- **STATED TASK**: Keep every line where the word "Nhật" appears; drop the rest.
○ ○ ○
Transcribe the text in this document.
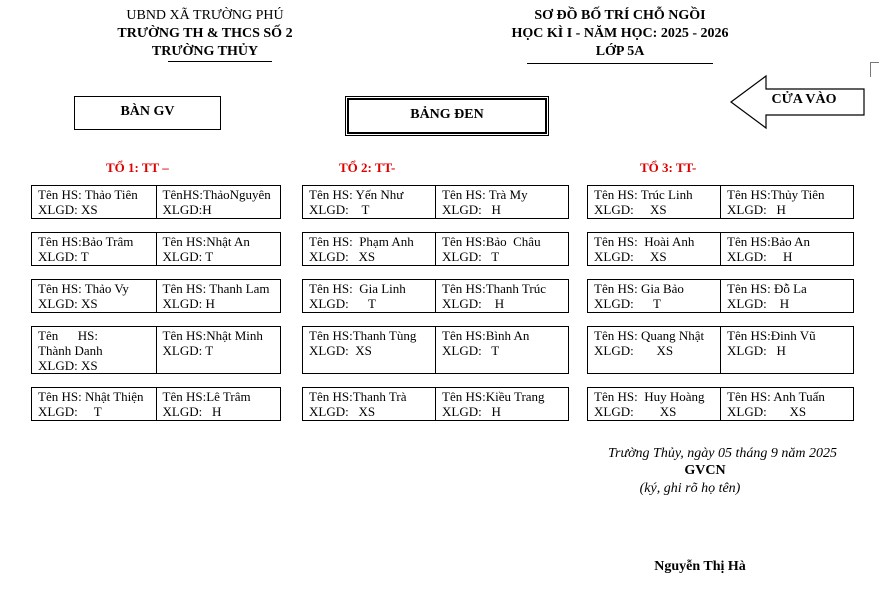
UBND XÃ TRƯỜNG PHÚ
TRƯỜNG TH & THCS SỐ 2
TRƯỜNG THỦY
SƠ ĐỒ BỐ TRÍ CHỖ NGỒI
HỌC KÌ I - NĂM HỌC: 2025 - 2026
LỚP 5A
BÀN GV	BẢNG ĐEN
CỬA VÀO
TỔ 1: TT –	TỔ 2: TT-	TỔ 3: TT-
Tên HS: Thảo Tiên
XLGD: XS
TênHS:ThảoNguyên
XLGD:H
Tên HS:Bảo Trâm
XLGD: T
Tên HS:Nhật An
XLGD: T
Tên HS: Thảo Vy
XLGD: XS
Tên HS: Thanh Lam
XLGD: H
Tên      HS:      Thành Danh
XLGD: XS
Tên HS:Nhật Minh
XLGD: T
Tên HS: Nhật Thiện
XLGD:     T
Tên HS:Lê Trâm
XLGD:   H
Tên HS: Yến Như
XLGD:    T
Tên HS: Trà My
XLGD:   H
Tên HS:  Phạm Anh
XLGD:   XS
Tên HS:Bảo  Châu
XLGD:   T
Tên HS:  Gia Linh
XLGD:      T
Tên HS:Thanh Trúc
XLGD:    H
Tên HS:Thanh Tùng
XLGD:  XS
Tên HS:Bình An
XLGD:   T
Tên HS:Thanh Trà
XLGD:   XS
Tên HS:Kiều Trang
XLGD:   H
Tên HS: Trúc Linh
XLGD:     XS
Tên HS:Thủy Tiên
XLGD:   H
Tên HS:  Hoài Anh
XLGD:     XS
Tên HS:Bảo An
XLGD:     H
Tên HS: Gia Bảo
XLGD:      T
Tên HS: Đỗ La
XLGD:    H
Tên HS: Quang Nhật
XLGD:       XS
Tên HS:Đinh Vũ
XLGD:   H
Tên HS:  Huy Hoàng
XLGD:        XS
Tên HS: Anh Tuấn
XLGD:       XS
Trường Thủy, ngày 05 tháng 9 năm 2025
GVCN
(ký, ghi rõ họ tên)
Nguyễn Thị Hà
○ ○ ○
- **RESPONSE TO THE TASK**:
Tên HS:Nhật An
Tên HS:Nhật Minh
Tên HS: Nhật Thiện
Tên HS: Quang Nhật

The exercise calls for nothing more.